:: Figure dataset records ::
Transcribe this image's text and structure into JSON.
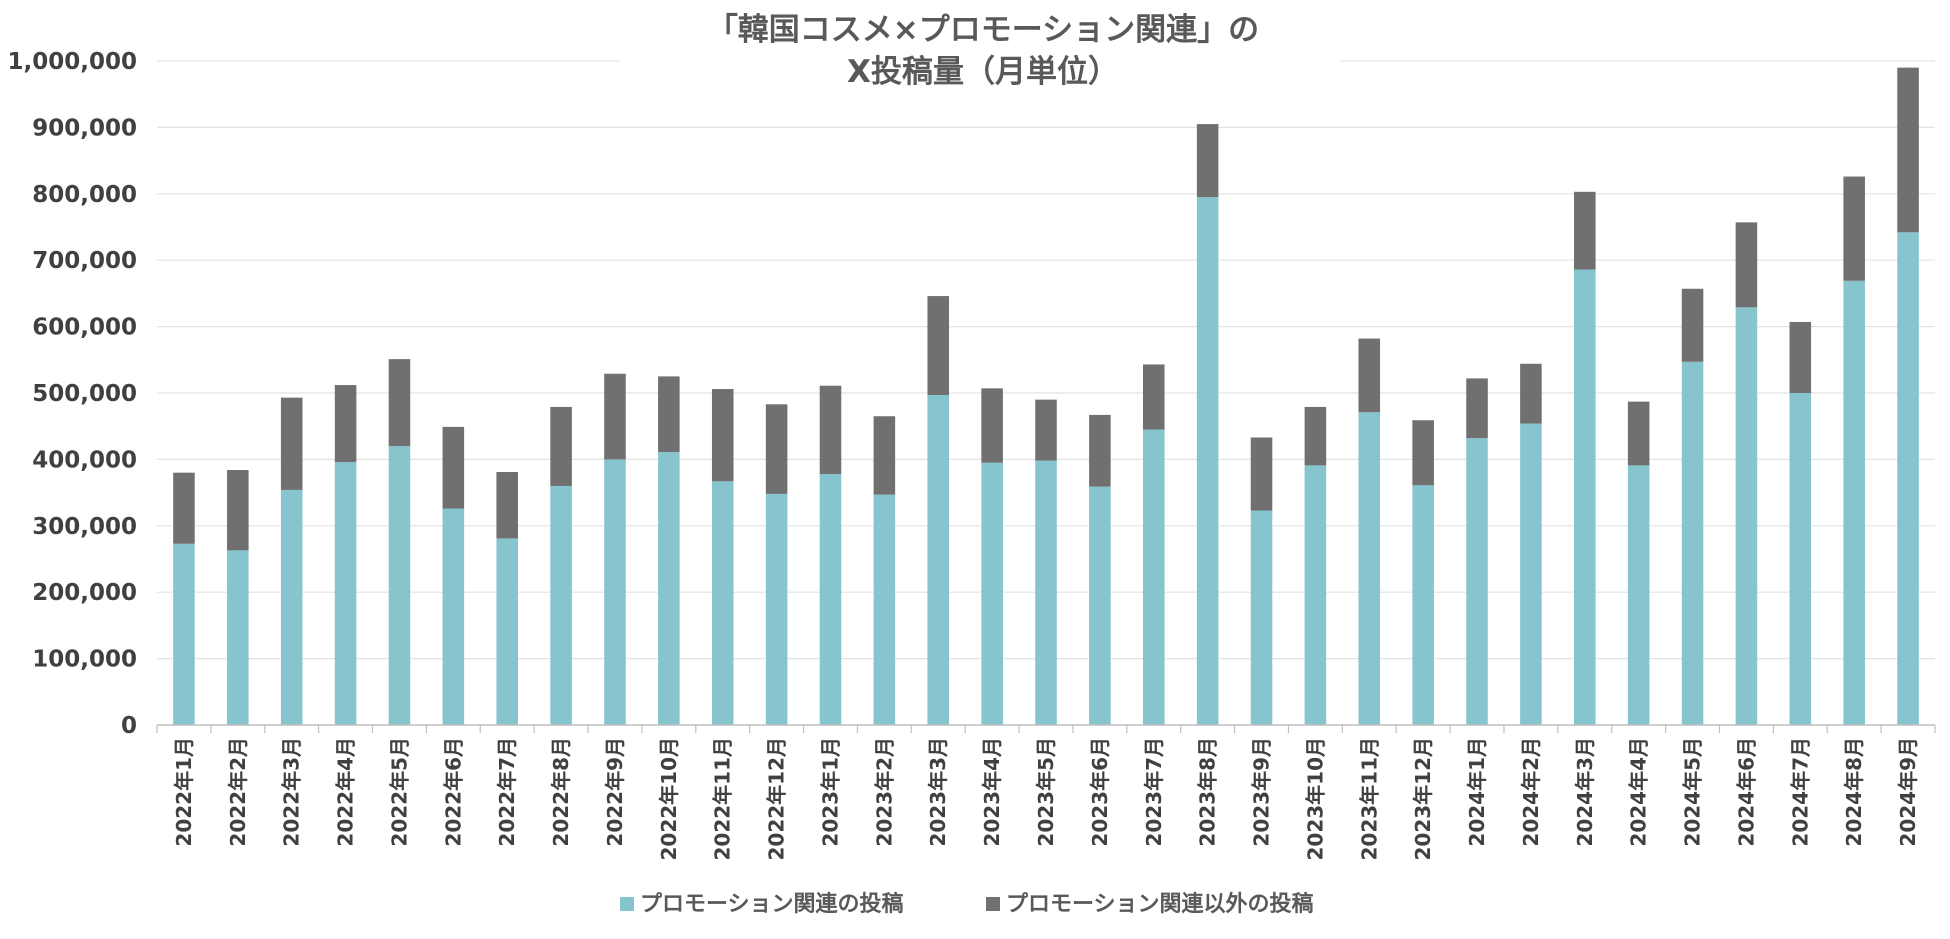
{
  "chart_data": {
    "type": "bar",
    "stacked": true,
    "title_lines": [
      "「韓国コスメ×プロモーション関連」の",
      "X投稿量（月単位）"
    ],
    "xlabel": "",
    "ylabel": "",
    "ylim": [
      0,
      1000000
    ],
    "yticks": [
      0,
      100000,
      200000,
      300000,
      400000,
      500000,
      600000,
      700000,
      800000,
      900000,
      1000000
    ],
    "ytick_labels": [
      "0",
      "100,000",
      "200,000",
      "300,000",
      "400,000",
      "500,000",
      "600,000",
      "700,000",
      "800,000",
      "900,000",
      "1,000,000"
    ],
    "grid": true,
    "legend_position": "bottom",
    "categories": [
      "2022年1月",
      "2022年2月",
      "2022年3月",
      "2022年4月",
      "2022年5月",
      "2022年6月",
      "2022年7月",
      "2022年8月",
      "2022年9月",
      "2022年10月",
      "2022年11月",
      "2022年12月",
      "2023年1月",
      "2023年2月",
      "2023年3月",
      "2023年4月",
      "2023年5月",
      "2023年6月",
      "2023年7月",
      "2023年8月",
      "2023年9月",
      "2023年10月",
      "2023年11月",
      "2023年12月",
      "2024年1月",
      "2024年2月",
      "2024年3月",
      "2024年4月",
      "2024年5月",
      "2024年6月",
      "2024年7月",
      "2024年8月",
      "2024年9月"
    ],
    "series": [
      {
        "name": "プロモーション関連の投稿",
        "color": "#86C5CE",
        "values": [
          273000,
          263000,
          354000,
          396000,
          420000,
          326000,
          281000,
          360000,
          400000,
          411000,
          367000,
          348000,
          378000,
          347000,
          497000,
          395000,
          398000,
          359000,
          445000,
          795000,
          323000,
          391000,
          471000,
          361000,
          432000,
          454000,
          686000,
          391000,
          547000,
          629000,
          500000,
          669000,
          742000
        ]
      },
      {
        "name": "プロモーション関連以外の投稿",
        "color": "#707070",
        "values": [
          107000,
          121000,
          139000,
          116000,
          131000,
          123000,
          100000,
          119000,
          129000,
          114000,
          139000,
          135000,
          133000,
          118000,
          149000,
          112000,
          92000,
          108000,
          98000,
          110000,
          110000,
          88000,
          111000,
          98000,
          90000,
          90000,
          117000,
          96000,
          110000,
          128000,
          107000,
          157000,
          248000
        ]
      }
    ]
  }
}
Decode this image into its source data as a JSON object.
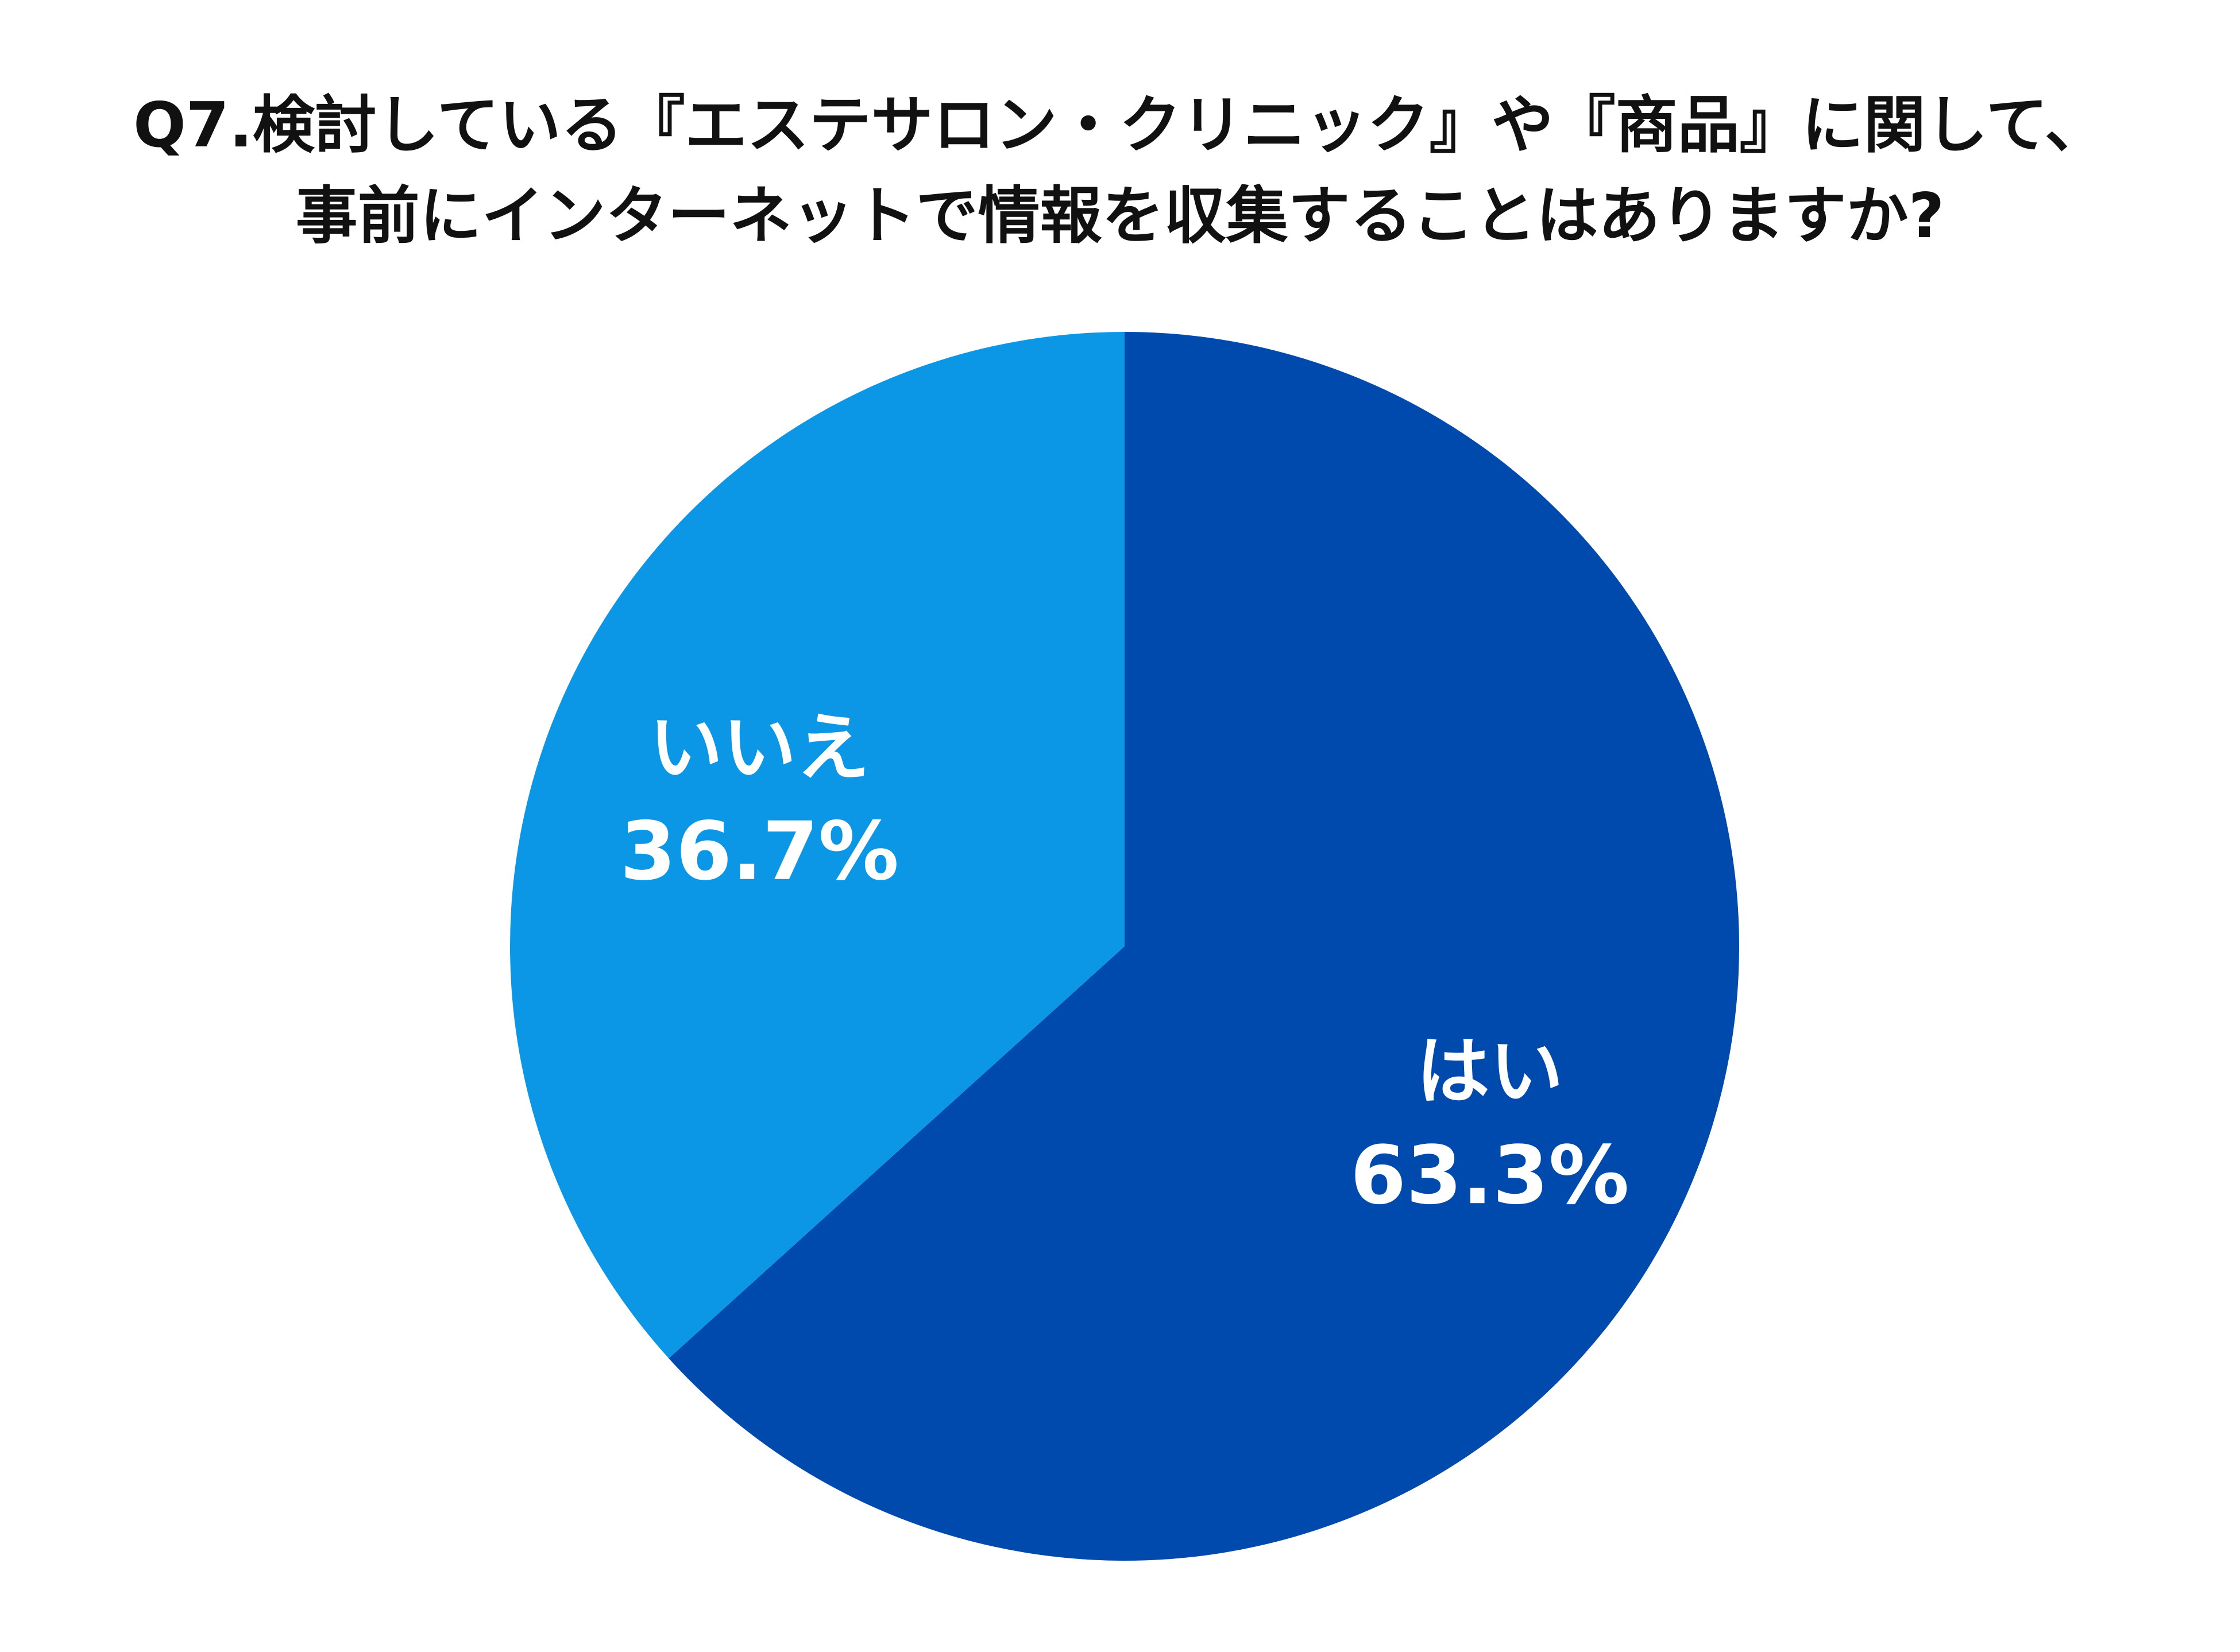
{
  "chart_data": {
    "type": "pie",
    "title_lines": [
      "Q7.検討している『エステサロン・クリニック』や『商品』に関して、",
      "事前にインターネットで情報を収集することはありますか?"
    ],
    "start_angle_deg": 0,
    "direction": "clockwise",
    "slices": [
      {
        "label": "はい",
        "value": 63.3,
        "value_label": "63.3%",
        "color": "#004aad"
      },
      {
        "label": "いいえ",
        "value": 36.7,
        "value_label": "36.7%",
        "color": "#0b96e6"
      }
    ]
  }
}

:: GOAL ::
Print all entries exactly. The images do not belong in the copy.

:: EXERCISE RESULT ::
Transcribe this image's text and structure into JSON.
{
  "chart_data": {
    "type": "bar",
    "stacked": true,
    "title_lines": [
      "「韓国コスメ×プロモーション関連」の",
      "X投稿量（月単位）"
    ],
    "xlabel": "",
    "ylabel": "",
    "ylim": [
      0,
      1000000
    ],
    "yticks": [
      0,
      100000,
      200000,
      300000,
      400000,
      500000,
      600000,
      700000,
      800000,
      900000,
      1000000
    ],
    "ytick_labels": [
      "0",
      "100,000",
      "200,000",
      "300,000",
      "400,000",
      "500,000",
      "600,000",
      "700,000",
      "800,000",
      "900,000",
      "1,000,000"
    ],
    "grid": true,
    "legend_position": "bottom",
    "categories": [
      "2022年1月",
      "2022年2月",
      "2022年3月",
      "2022年4月",
      "2022年5月",
      "2022年6月",
      "2022年7月",
      "2022年8月",
      "2022年9月",
      "2022年10月",
      "2022年11月",
      "2022年12月",
      "2023年1月",
      "2023年2月",
      "2023年3月",
      "2023年4月",
      "2023年5月",
      "2023年6月",
      "2023年7月",
      "2023年8月",
      "2023年9月",
      "2023年10月",
      "2023年11月",
      "2023年12月",
      "2024年1月",
      "2024年2月",
      "2024年3月",
      "2024年4月",
      "2024年5月",
      "2024年6月",
      "2024年7月",
      "2024年8月",
      "2024年9月"
    ],
    "series": [
      {
        "name": "プロモーション関連の投稿",
        "color": "#86C5CE",
        "values": [
          273000,
          263000,
          354000,
          396000,
          420000,
          326000,
          281000,
          360000,
          400000,
          411000,
          367000,
          348000,
          378000,
          347000,
          497000,
          395000,
          398000,
          359000,
          445000,
          795000,
          323000,
          391000,
          471000,
          361000,
          432000,
          454000,
          686000,
          391000,
          547000,
          629000,
          500000,
          669000,
          742000
        ]
      },
      {
        "name": "プロモーション関連以外の投稿",
        "color": "#707070",
        "values": [
          107000,
          121000,
          139000,
          116000,
          131000,
          123000,
          100000,
          119000,
          129000,
          114000,
          139000,
          135000,
          133000,
          118000,
          149000,
          112000,
          92000,
          108000,
          98000,
          110000,
          110000,
          88000,
          111000,
          98000,
          90000,
          90000,
          117000,
          96000,
          110000,
          128000,
          107000,
          157000,
          248000
        ]
      }
    ]
  }
}
Decode this image into its source data as a JSON object.
{
  "chart_data": {
    "type": "pie",
    "title_lines": [
      "Q7.検討している『エステサロン・クリニック』や『商品』に関して、",
      "事前にインターネットで情報を収集することはありますか?"
    ],
    "start_angle_deg": 0,
    "direction": "clockwise",
    "slices": [
      {
        "label": "はい",
        "value": 63.3,
        "value_label": "63.3%",
        "color": "#004aad"
      },
      {
        "label": "いいえ",
        "value": 36.7,
        "value_label": "36.7%",
        "color": "#0b96e6"
      }
    ]
  }
}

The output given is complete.